• **Task statement**: Count how many lines of the material contain the string "nach", then give that number and nothing more.
────────────────────────────────────────
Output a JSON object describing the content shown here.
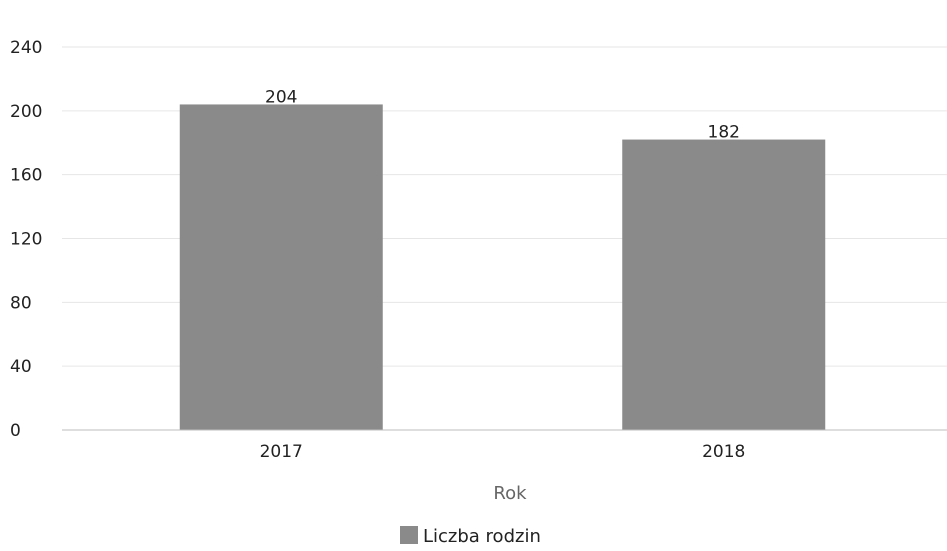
{
  "chart_data": {
    "type": "bar",
    "title": "",
    "categories": [
      "2017",
      "2018"
    ],
    "series": [
      {
        "name": "Liczba rodzin",
        "values": [
          204,
          182
        ]
      }
    ],
    "xlabel": "Rok",
    "ylabel": "",
    "ylim": [
      0,
      240
    ],
    "yticks": [
      0,
      40,
      80,
      120,
      160,
      200,
      240
    ],
    "grid": true,
    "legend_position": "bottom",
    "data_labels": true,
    "colors": {
      "bar": "#8a8a8a",
      "grid": "#e6e6e6",
      "baseline": "#bdbdbd"
    }
  }
}
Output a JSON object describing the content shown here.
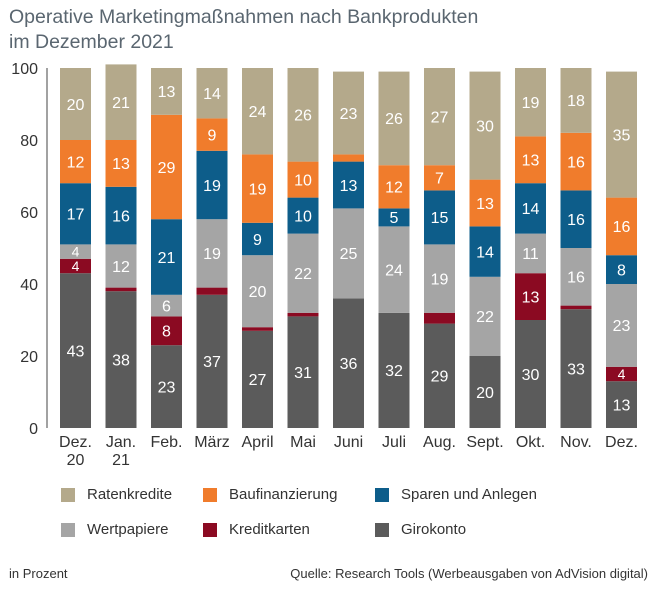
{
  "title_lines": [
    "Operative Marketingmaßnahmen nach Bankprodukten",
    "im Dezember 2021"
  ],
  "footer": {
    "unit": "in Prozent",
    "source": "Quelle: Research Tools (Werbeausgaben von AdVision digital)"
  },
  "chart_data": {
    "type": "bar",
    "stacked": true,
    "title": "Operative Marketingmaßnahmen nach Bankprodukten im Dezember 2021",
    "categories": [
      [
        "Dez.",
        "20"
      ],
      [
        "Jan.",
        "21"
      ],
      [
        "Feb."
      ],
      [
        "März"
      ],
      [
        "April"
      ],
      [
        "Mai"
      ],
      [
        "Juni"
      ],
      [
        "Juli"
      ],
      [
        "Aug."
      ],
      [
        "Sept."
      ],
      [
        "Okt."
      ],
      [
        "Nov."
      ],
      [
        "Dez."
      ]
    ],
    "ylim": [
      0,
      100
    ],
    "yticks": [
      0,
      20,
      40,
      60,
      80,
      100
    ],
    "grid": false,
    "legend_position": "bottom",
    "series": [
      {
        "name": "Girokonto",
        "color": "#5b5b5b",
        "values": [
          43,
          38,
          23,
          37,
          27,
          31,
          36,
          32,
          29,
          20,
          30,
          33,
          13
        ],
        "label_color": "#ffffff"
      },
      {
        "name": "Kreditkarten",
        "color": "#8b0a22",
        "values": [
          4,
          1,
          8,
          2,
          1,
          1,
          0,
          0,
          3,
          0,
          13,
          1,
          4
        ],
        "label_color": "#ffffff",
        "labels": [
          "4",
          "",
          "8",
          "",
          "",
          "",
          "",
          "",
          "",
          "",
          "13",
          "",
          "4"
        ]
      },
      {
        "name": "Wertpapiere",
        "color": "#a5a5a5",
        "values": [
          4,
          12,
          6,
          19,
          20,
          22,
          25,
          24,
          19,
          22,
          11,
          16,
          23
        ],
        "label_color": "#ffffff"
      },
      {
        "name": "Sparen und Anlegen",
        "color": "#0d5d8a",
        "values": [
          17,
          16,
          21,
          19,
          9,
          10,
          13,
          5,
          15,
          14,
          14,
          16,
          8
        ],
        "label_color": "#ffffff"
      },
      {
        "name": "Baufinanzierung",
        "color": "#f07c2c",
        "values": [
          12,
          13,
          29,
          9,
          19,
          10,
          2,
          12,
          7,
          13,
          13,
          16,
          16
        ],
        "label_color": "#ffffff",
        "labels": [
          "12",
          "13",
          "29",
          "9",
          "19",
          "10",
          "",
          "12",
          "7",
          "13",
          "13",
          "16",
          "16"
        ]
      },
      {
        "name": "Ratenkredite",
        "color": "#b4a98b",
        "values": [
          20,
          21,
          13,
          14,
          24,
          26,
          23,
          26,
          27,
          30,
          19,
          18,
          35
        ],
        "label_color": "#ffffff"
      }
    ]
  },
  "legend_rows": [
    [
      "Ratenkredite",
      "Baufinanzierung",
      "Sparen und Anlegen"
    ],
    [
      "Wertpapiere",
      "Kreditkarten",
      "Girokonto"
    ]
  ],
  "legend_colors": {
    "Ratenkredite": "#b4a98b",
    "Baufinanzierung": "#f07c2c",
    "Sparen und Anlegen": "#0d5d8a",
    "Wertpapiere": "#a5a5a5",
    "Kreditkarten": "#8b0a22",
    "Girokonto": "#5b5b5b"
  }
}
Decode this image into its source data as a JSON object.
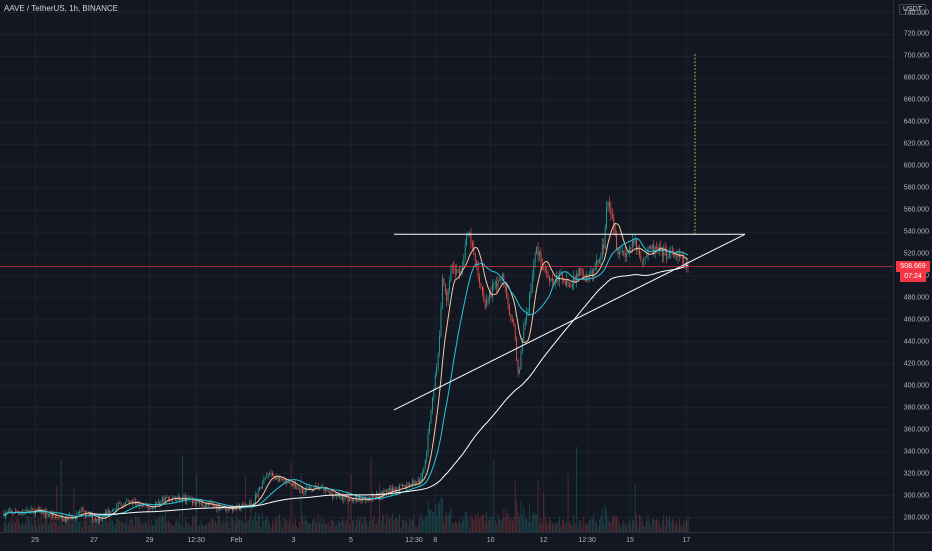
{
  "header": {
    "symbol_title": "AAVE / TetherUS, 1h, BINANCE"
  },
  "price_axis": {
    "currency": "USDT",
    "labels": [
      "740.000",
      "720.000",
      "700.000",
      "680.000",
      "660.000",
      "640.000",
      "620.000",
      "600.000",
      "580.000",
      "560.000",
      "540.000",
      "520.000",
      "500.000",
      "480.000",
      "460.000",
      "440.000",
      "420.000",
      "400.000",
      "380.000",
      "360.000",
      "340.000",
      "320.000",
      "300.000",
      "280.000"
    ],
    "last_price": "508.669",
    "countdown": "07:24"
  },
  "time_axis": {
    "labels": [
      "25",
      "27",
      "29",
      "12:30",
      "Feb",
      "3",
      "5",
      "12:30",
      "8",
      "10",
      "12",
      "12:30",
      "15",
      "17"
    ]
  },
  "colors": {
    "background": "#131722",
    "candle_up": "#26a69a",
    "candle_down": "#ef5350",
    "ma_fast": "#f7c6a3",
    "ma_slow": "#26c6da",
    "ma_long": "#ffffff",
    "last_price": "#f23645"
  },
  "chart_data": {
    "type": "candlestick",
    "title": "AAVE / TetherUS, 1h, BINANCE",
    "ylim": [
      272,
      748
    ],
    "y_ticks": [
      280,
      300,
      320,
      340,
      360,
      380,
      400,
      420,
      440,
      460,
      480,
      500,
      520,
      540,
      560,
      580,
      600,
      620,
      640,
      660,
      680,
      700,
      720,
      740
    ],
    "x_ticks": [
      "25",
      "27",
      "29",
      "12:30",
      "Feb",
      "3",
      "5",
      "12:30",
      "8",
      "10",
      "12",
      "12:30",
      "15",
      "17"
    ],
    "last_price": 508.669,
    "close_path": [
      [
        0,
        284
      ],
      [
        4,
        286
      ],
      [
        7,
        278
      ],
      [
        9,
        285
      ],
      [
        11,
        278
      ],
      [
        13,
        290
      ],
      [
        15,
        294
      ],
      [
        17,
        288
      ],
      [
        19,
        298
      ],
      [
        21,
        297
      ],
      [
        23,
        293
      ],
      [
        25,
        290
      ],
      [
        27,
        288
      ],
      [
        29,
        292
      ],
      [
        31,
        320
      ],
      [
        33,
        312
      ],
      [
        35,
        305
      ],
      [
        37,
        307
      ],
      [
        39,
        300
      ],
      [
        41,
        296
      ],
      [
        43,
        298
      ],
      [
        45,
        304
      ],
      [
        47,
        308
      ],
      [
        49,
        315
      ],
      [
        49.6,
        340
      ],
      [
        50.2,
        385
      ],
      [
        51,
        430
      ],
      [
        51.5,
        500
      ],
      [
        52,
        480
      ],
      [
        52.5,
        510
      ],
      [
        53.5,
        500
      ],
      [
        54.5,
        540
      ],
      [
        55,
        525
      ],
      [
        55.5,
        505
      ],
      [
        56.5,
        475
      ],
      [
        57.5,
        490
      ],
      [
        58.5,
        500
      ],
      [
        59.3,
        470
      ],
      [
        60,
        445
      ],
      [
        60.4,
        405
      ],
      [
        61,
        455
      ],
      [
        61.5,
        470
      ],
      [
        62,
        500
      ],
      [
        62.5,
        525
      ],
      [
        63.5,
        505
      ],
      [
        64.5,
        495
      ],
      [
        65.5,
        500
      ],
      [
        66.5,
        490
      ],
      [
        67.5,
        505
      ],
      [
        68.5,
        495
      ],
      [
        69.5,
        510
      ],
      [
        70.5,
        530
      ],
      [
        70.8,
        575
      ],
      [
        71.3,
        560
      ],
      [
        72,
        525
      ],
      [
        73,
        520
      ],
      [
        74,
        530
      ],
      [
        75,
        515
      ],
      [
        76,
        525
      ],
      [
        77,
        522
      ],
      [
        78,
        520
      ],
      [
        79,
        518
      ],
      [
        79.8,
        512
      ],
      [
        80.3,
        508.669
      ]
    ],
    "annotations": {
      "resistance_line": 538,
      "target_line": [
        538,
        703
      ]
    }
  }
}
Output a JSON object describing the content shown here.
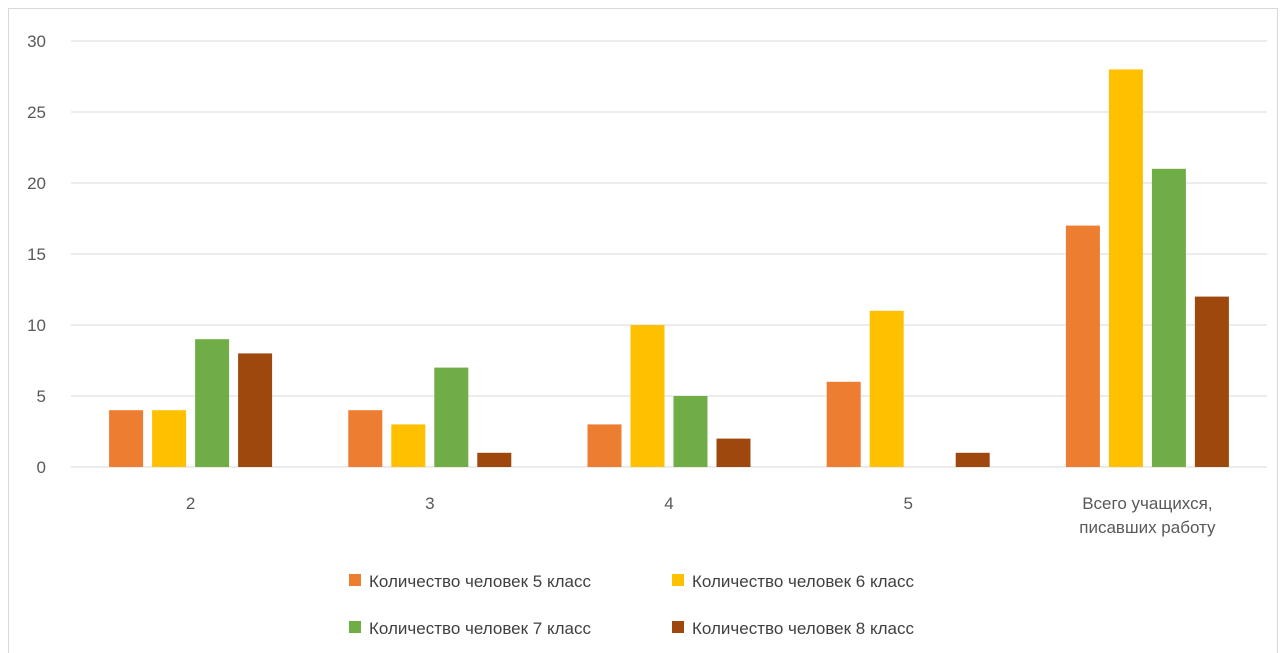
────────────────────────────────────────
• **Result for this exercise**: 2